## Data shown
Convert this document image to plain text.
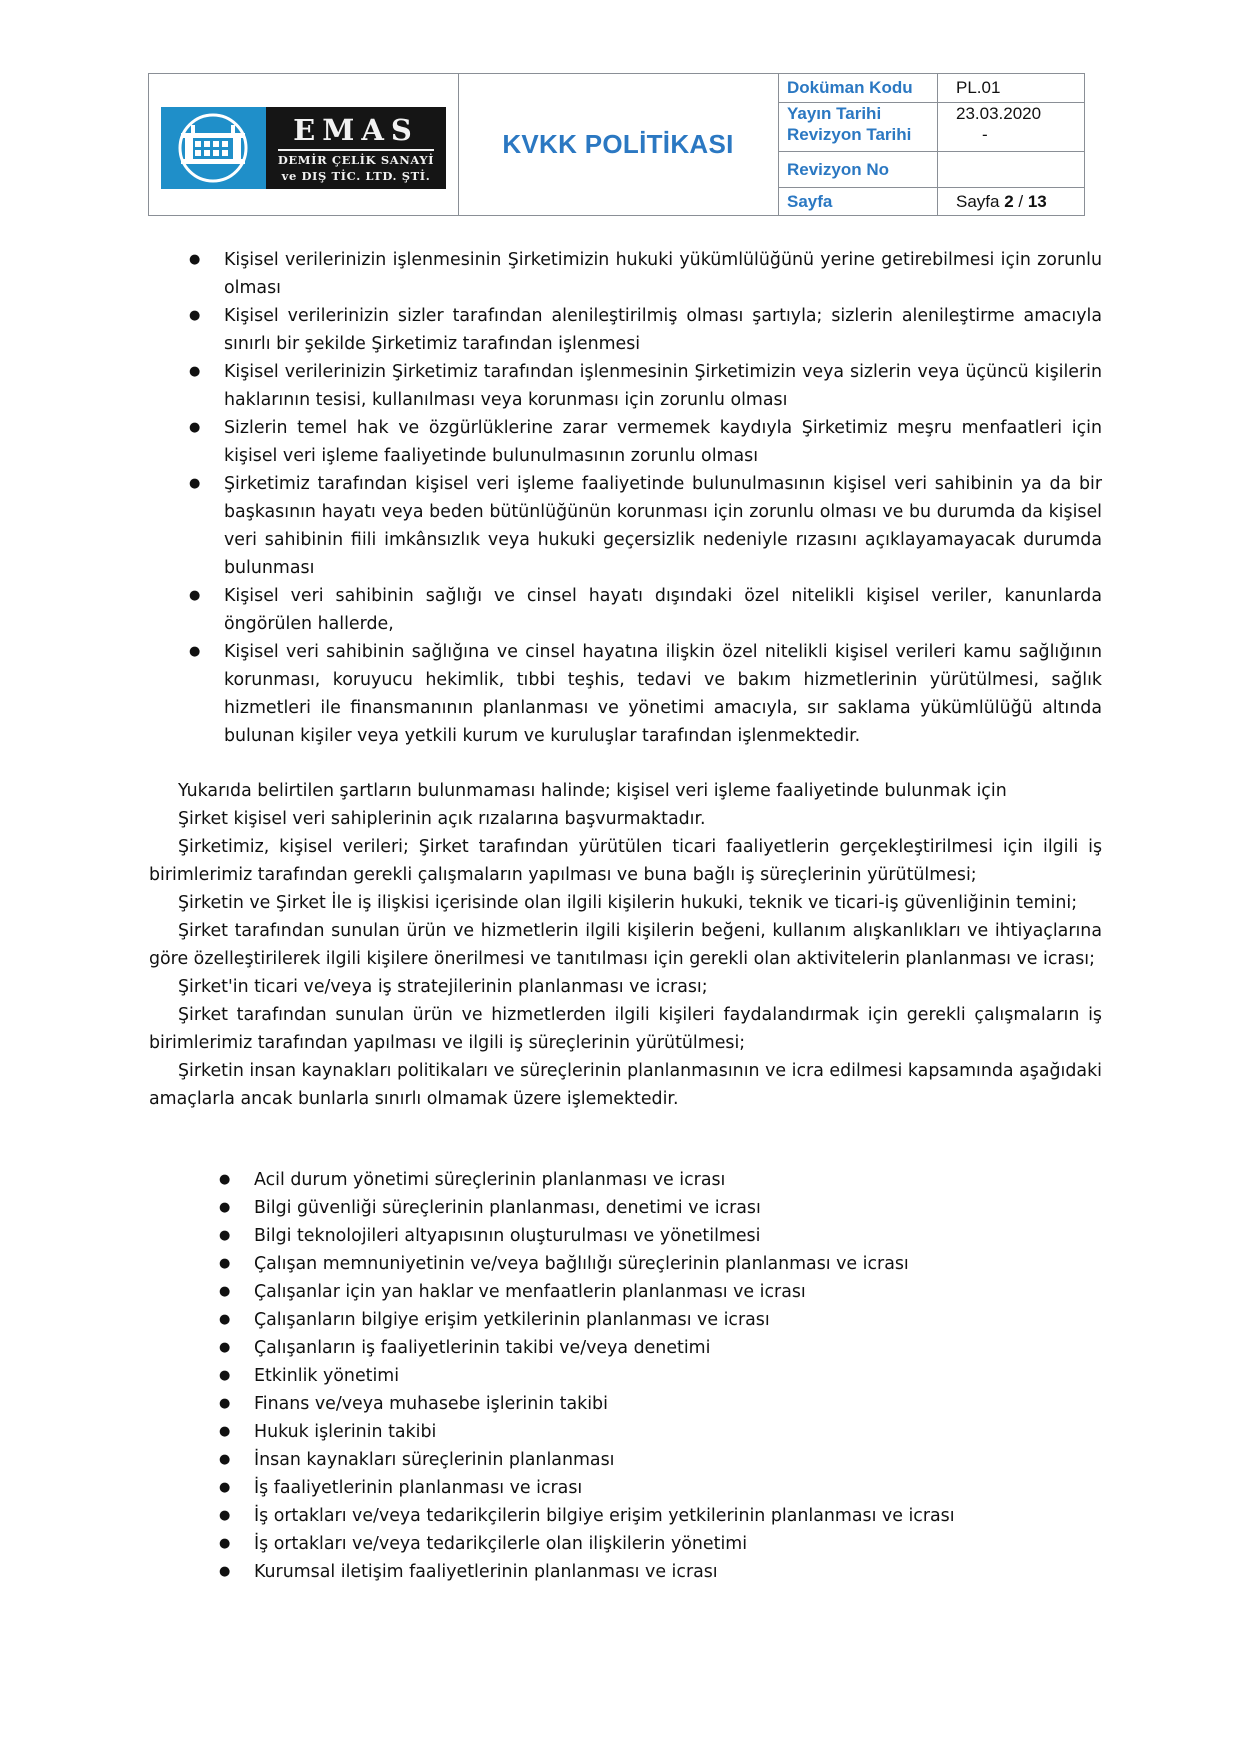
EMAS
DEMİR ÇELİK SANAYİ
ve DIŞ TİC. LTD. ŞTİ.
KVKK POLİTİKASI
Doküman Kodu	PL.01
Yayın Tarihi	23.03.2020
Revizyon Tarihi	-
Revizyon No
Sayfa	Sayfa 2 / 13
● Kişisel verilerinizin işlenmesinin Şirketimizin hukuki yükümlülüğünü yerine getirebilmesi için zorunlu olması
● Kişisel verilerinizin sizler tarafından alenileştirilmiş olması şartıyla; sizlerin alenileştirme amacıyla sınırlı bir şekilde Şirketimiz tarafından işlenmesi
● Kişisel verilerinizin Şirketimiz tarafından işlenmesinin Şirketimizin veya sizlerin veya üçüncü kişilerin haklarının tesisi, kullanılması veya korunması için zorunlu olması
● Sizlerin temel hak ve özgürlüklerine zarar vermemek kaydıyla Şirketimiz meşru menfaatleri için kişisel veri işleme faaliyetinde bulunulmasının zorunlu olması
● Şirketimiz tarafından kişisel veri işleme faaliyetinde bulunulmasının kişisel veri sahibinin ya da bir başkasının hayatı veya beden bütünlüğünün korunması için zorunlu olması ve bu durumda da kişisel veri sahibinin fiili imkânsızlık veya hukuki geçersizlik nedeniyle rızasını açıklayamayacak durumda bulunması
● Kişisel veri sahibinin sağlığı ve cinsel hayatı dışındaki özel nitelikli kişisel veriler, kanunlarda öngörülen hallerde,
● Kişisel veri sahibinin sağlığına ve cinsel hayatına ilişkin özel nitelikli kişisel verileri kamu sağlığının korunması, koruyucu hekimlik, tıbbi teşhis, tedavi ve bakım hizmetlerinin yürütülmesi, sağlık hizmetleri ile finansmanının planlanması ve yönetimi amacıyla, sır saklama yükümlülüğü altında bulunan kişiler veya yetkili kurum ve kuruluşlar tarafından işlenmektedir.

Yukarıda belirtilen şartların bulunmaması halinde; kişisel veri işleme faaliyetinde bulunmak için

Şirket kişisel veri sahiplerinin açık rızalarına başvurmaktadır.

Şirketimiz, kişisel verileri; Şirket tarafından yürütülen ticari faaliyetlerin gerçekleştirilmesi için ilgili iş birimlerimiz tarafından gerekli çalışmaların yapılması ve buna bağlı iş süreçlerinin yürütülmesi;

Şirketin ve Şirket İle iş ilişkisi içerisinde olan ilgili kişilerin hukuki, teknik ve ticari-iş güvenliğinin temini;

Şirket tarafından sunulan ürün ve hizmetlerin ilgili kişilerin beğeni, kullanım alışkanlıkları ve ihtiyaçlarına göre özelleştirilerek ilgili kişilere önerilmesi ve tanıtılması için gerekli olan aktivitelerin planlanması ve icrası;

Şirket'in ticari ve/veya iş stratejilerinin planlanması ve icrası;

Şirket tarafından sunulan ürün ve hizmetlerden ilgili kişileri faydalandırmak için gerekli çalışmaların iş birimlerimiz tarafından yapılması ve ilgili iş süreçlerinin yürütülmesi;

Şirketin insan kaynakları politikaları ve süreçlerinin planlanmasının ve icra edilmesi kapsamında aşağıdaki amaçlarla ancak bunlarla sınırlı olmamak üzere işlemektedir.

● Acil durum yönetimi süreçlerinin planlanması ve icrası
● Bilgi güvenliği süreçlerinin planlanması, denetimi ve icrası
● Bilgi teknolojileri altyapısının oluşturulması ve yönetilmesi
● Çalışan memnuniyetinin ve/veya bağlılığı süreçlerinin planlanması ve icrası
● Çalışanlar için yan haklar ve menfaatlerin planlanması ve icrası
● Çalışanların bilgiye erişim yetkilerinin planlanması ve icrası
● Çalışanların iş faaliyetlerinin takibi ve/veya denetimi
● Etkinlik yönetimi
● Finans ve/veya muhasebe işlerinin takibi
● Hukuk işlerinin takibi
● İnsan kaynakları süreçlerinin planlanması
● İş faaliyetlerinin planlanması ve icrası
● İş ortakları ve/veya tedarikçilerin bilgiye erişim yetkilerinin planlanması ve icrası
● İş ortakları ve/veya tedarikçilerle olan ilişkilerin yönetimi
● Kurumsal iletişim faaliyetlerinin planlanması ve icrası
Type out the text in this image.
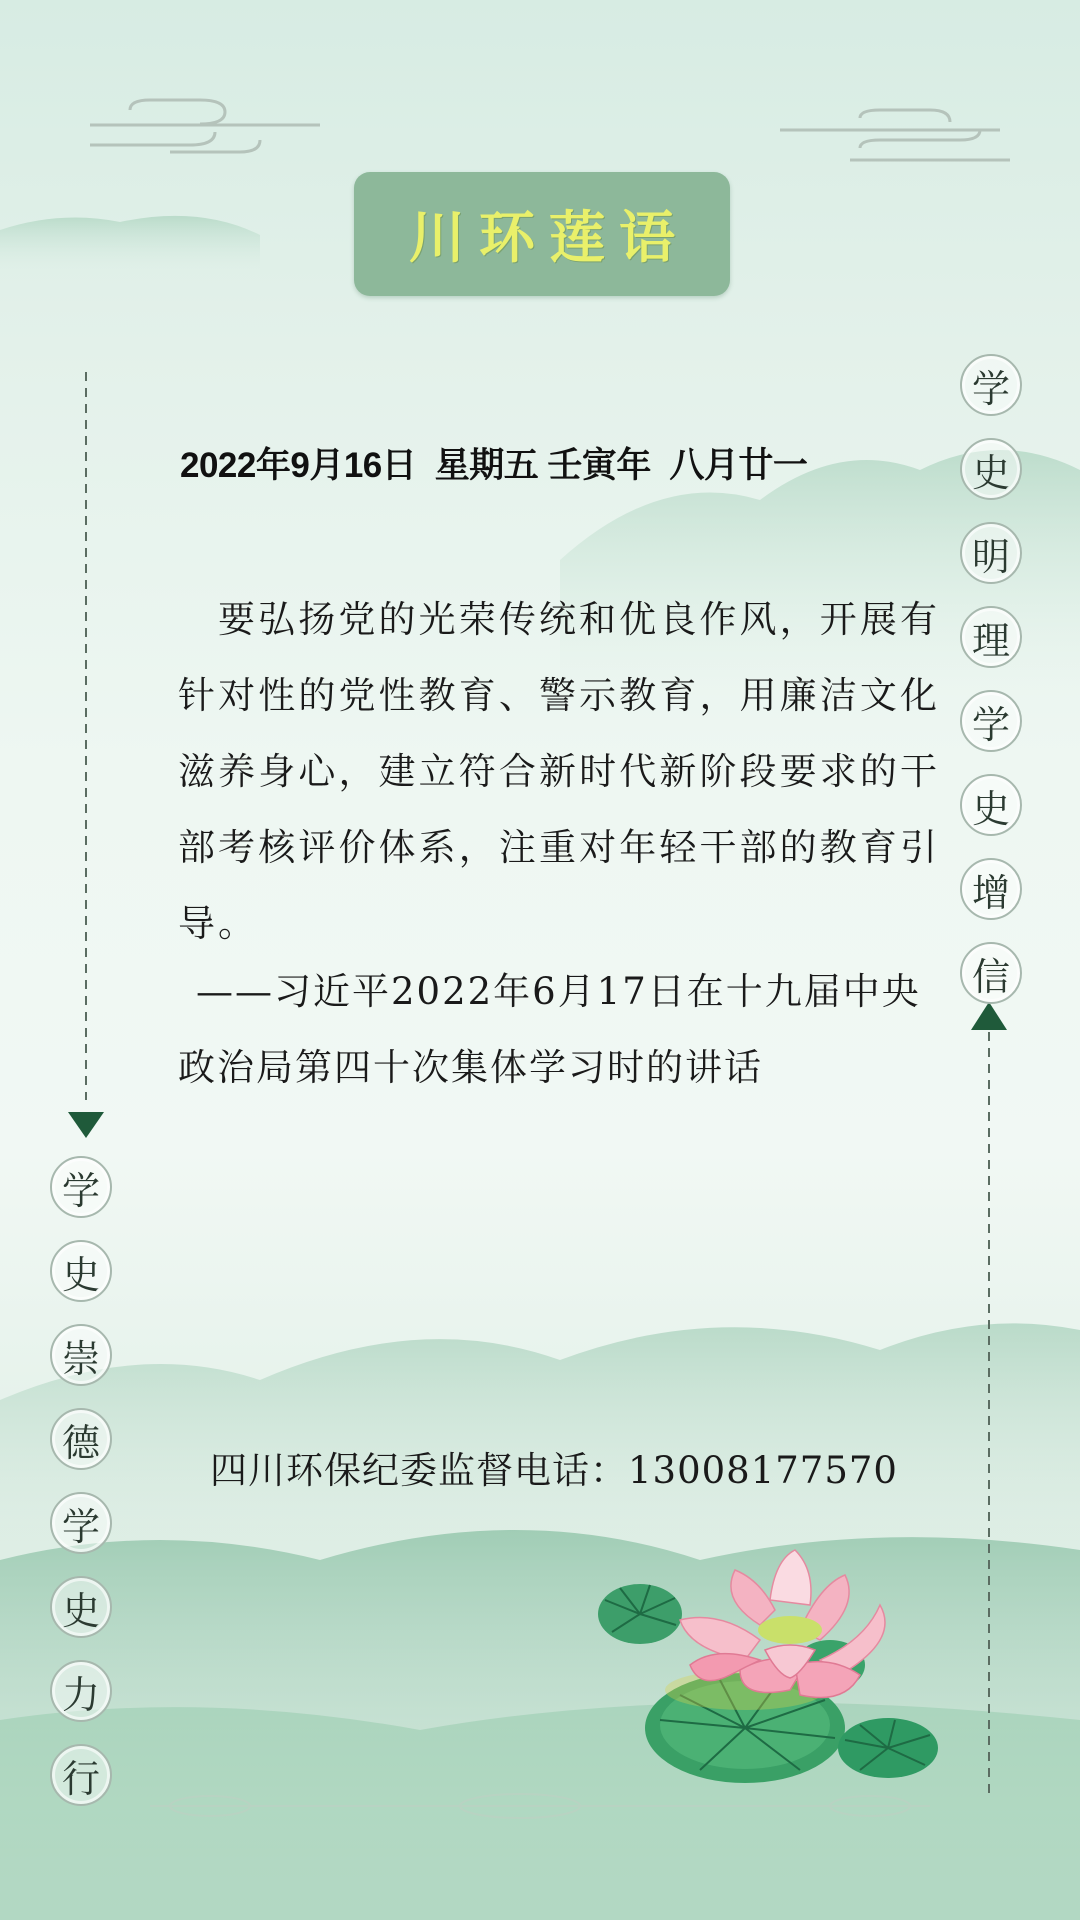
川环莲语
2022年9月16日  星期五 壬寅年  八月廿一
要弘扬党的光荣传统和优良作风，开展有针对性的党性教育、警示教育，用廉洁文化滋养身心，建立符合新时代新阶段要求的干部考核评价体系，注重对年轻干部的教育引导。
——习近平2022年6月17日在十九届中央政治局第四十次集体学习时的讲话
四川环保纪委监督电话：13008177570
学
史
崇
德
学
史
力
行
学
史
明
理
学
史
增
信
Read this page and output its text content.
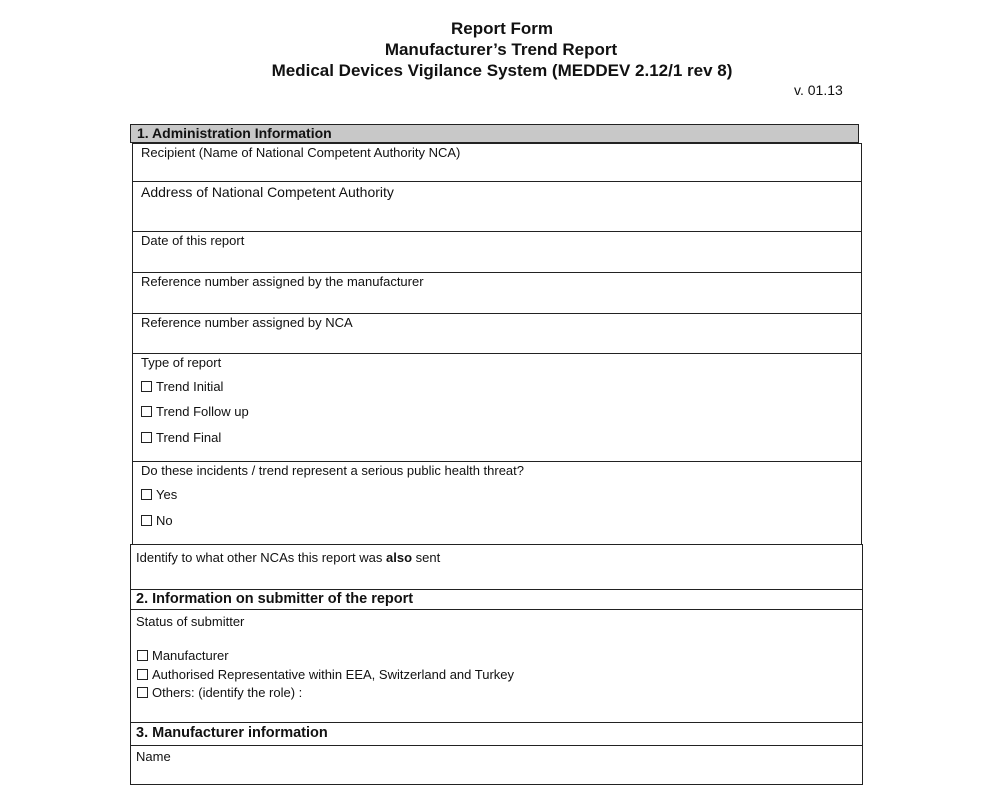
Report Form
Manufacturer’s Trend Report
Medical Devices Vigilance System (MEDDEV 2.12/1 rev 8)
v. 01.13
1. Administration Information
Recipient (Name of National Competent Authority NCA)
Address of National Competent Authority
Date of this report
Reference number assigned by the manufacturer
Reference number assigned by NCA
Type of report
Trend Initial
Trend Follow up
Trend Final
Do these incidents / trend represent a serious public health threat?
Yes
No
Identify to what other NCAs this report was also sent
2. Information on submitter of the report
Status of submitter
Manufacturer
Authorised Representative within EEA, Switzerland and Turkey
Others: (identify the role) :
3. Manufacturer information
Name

## Exercise description
Leave out every picture and write out exactly the lines running from the line containing "Read this page and output its text content." to the end of the listing above.

## Exercise result
Read this page and output its text content.
Report Form
Manufacturer’s Trend Report
Medical Devices Vigilance System (MEDDEV 2.12/1 rev 8)
v. 01.13
1. Administration Information
Recipient (Name of National Competent Authority NCA)
Address of National Competent Authority
Date of this report
Reference number assigned by the manufacturer
Reference number assigned by NCA
Type of report
Trend Initial
Trend Follow up
Trend Final
Do these incidents / trend represent a serious public health threat?
Yes
No
Identify to what other NCAs this report was also sent
2. Information on submitter of the report
Status of submitter
Manufacturer
Authorised Representative within EEA, Switzerland and Turkey
Others: (identify the role) :
3. Manufacturer information
Name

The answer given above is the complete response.